— BEGIN Information supplied —
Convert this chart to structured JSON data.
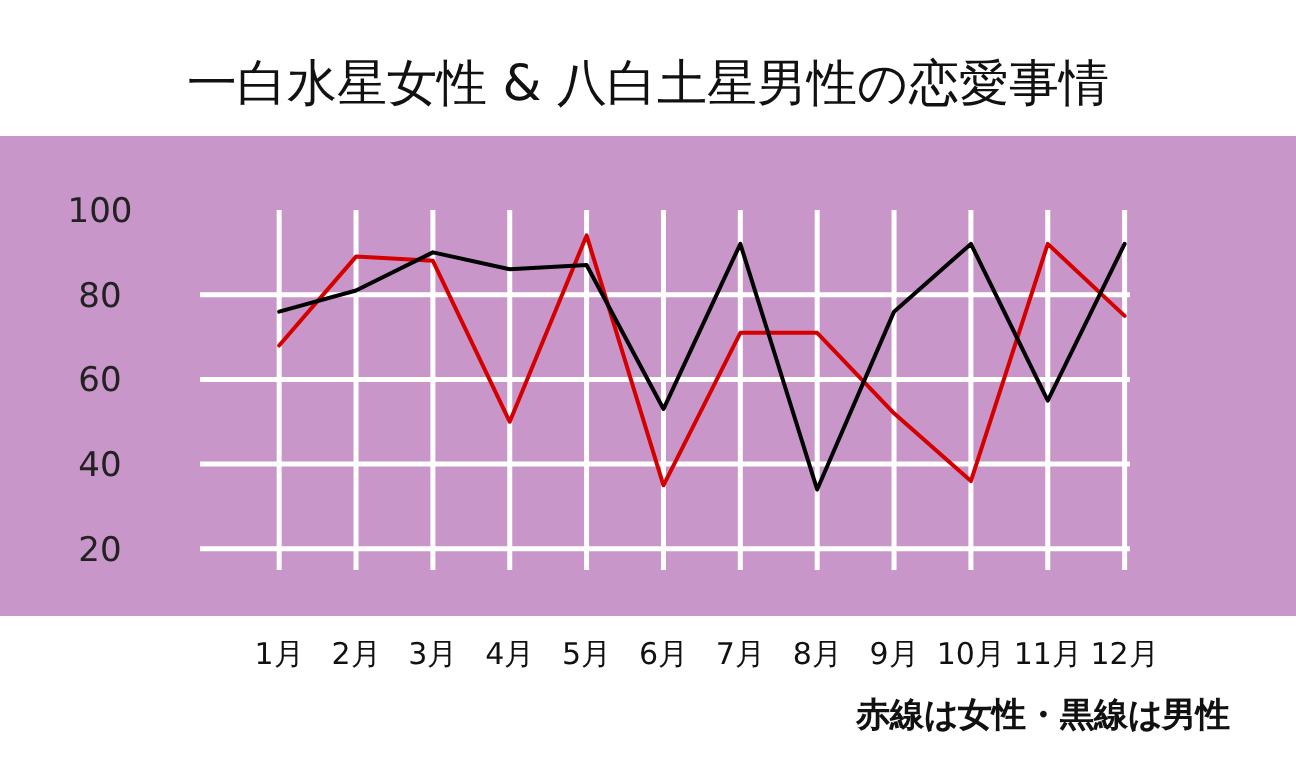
{
  "chart_data": {
    "type": "line",
    "title": "一白水星女性 & 八白土星男性の恋愛事情",
    "categories": [
      "1月",
      "2月",
      "3月",
      "4月",
      "5月",
      "6月",
      "7月",
      "8月",
      "9月",
      "10月",
      "11月",
      "12月"
    ],
    "series": [
      {
        "color": "#d40000",
        "values": [
          68,
          89,
          88,
          50,
          94,
          35,
          71,
          71,
          52,
          36,
          92,
          75
        ]
      },
      {
        "color": "#000000",
        "values": [
          76,
          81,
          90,
          86,
          87,
          53,
          92,
          34,
          76,
          92,
          55,
          92
        ]
      }
    ],
    "ylim": [
      15,
      100
    ],
    "yticks": [
      20,
      40,
      60,
      80,
      100
    ],
    "grid": true,
    "marker": "none",
    "line_style": "solid",
    "annotations": [
      "赤線は女性・黒線は男性"
    ]
  }
}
— END Information supplied —
Extract the full listing exactly, with the pictures left out.

> **Output of the task**
Convert this chart to structured JSON data.
{
  "chart_data": {
    "type": "line",
    "title": "一白水星女性 & 八白土星男性の恋愛事情",
    "categories": [
      "1月",
      "2月",
      "3月",
      "4月",
      "5月",
      "6月",
      "7月",
      "8月",
      "9月",
      "10月",
      "11月",
      "12月"
    ],
    "series": [
      {
        "color": "#d40000",
        "values": [
          68,
          89,
          88,
          50,
          94,
          35,
          71,
          71,
          52,
          36,
          92,
          75
        ]
      },
      {
        "color": "#000000",
        "values": [
          76,
          81,
          90,
          86,
          87,
          53,
          92,
          34,
          76,
          92,
          55,
          92
        ]
      }
    ],
    "ylim": [
      15,
      100
    ],
    "yticks": [
      20,
      40,
      60,
      80,
      100
    ],
    "grid": true,
    "marker": "none",
    "line_style": "solid",
    "annotations": [
      "赤線は女性・黒線は男性"
    ]
  }
}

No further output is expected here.